» **Set task**
Keep only the lines of the listing that include the word "name", and copy them.

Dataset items
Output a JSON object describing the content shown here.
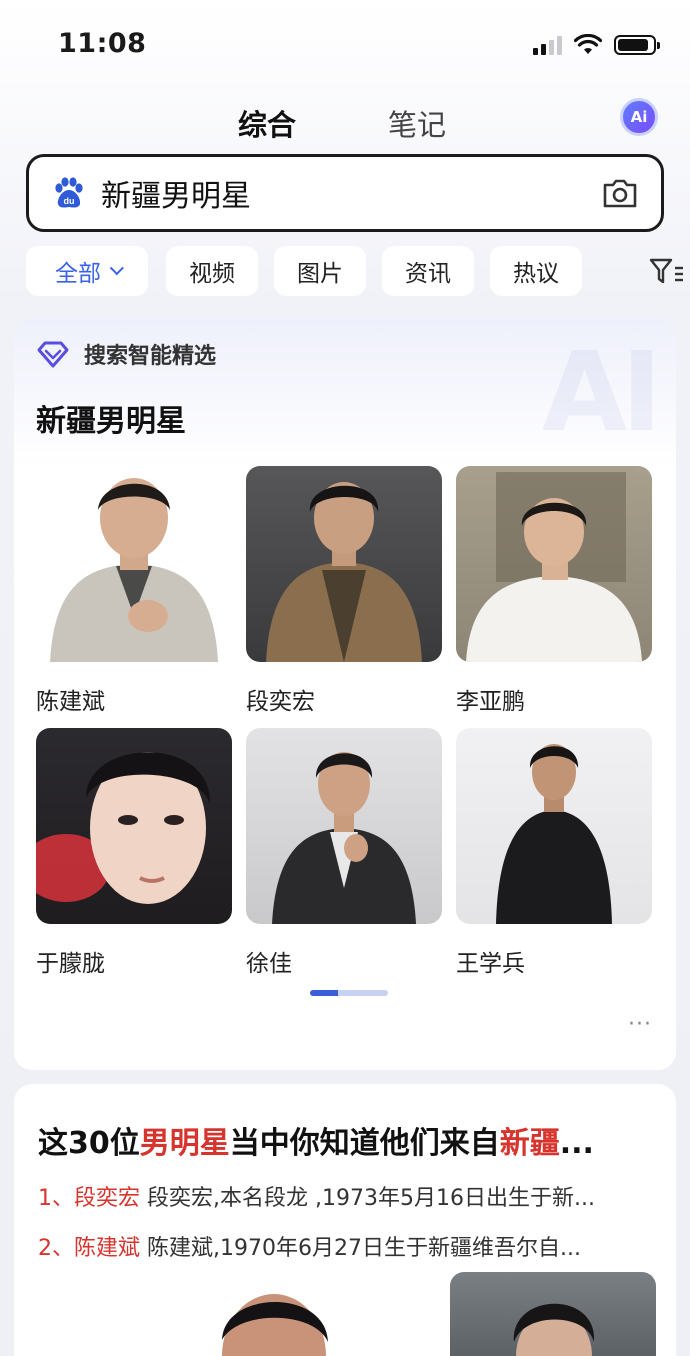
{
  "status_bar": {
    "time": "11:08"
  },
  "top_tabs": {
    "main": "综合",
    "notes": "笔记",
    "ai_label": "Ai"
  },
  "search": {
    "query": "新疆男明星"
  },
  "filters": {
    "items": [
      "全部",
      "视频",
      "图片",
      "资讯",
      "热议"
    ],
    "active": "全部"
  },
  "smart_card": {
    "badge": "搜索智能精选",
    "watermark": "AI",
    "heading": "新疆男明星",
    "people": [
      {
        "name": "陈建斌"
      },
      {
        "name": "段奕宏"
      },
      {
        "name": "李亚鹏"
      },
      {
        "name": "于朦胧"
      },
      {
        "name": "徐佳"
      },
      {
        "name": "王学兵"
      }
    ],
    "more": "···"
  },
  "article": {
    "title_parts": [
      "这30位",
      "男明星",
      "当中你知道他们来自",
      "新疆",
      "..."
    ],
    "lines": [
      {
        "lead": "1、段奕宏",
        "text": " 段奕宏,本名段龙 ,1973年5月16日出生于新..."
      },
      {
        "lead": "2、陈建斌",
        "text": " 陈建斌,1970年6月27日生于新疆维吾尔自..."
      }
    ]
  },
  "colors": {
    "accent": "#3a62e6",
    "highlight": "#d8342e"
  }
}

» **Correct result**
        "name": "陈建斌"
        "name": "段奕宏"
        "name": "李亚鹏"
        "name": "于朦胧"
        "name": "徐佳"
        "name": "王学兵"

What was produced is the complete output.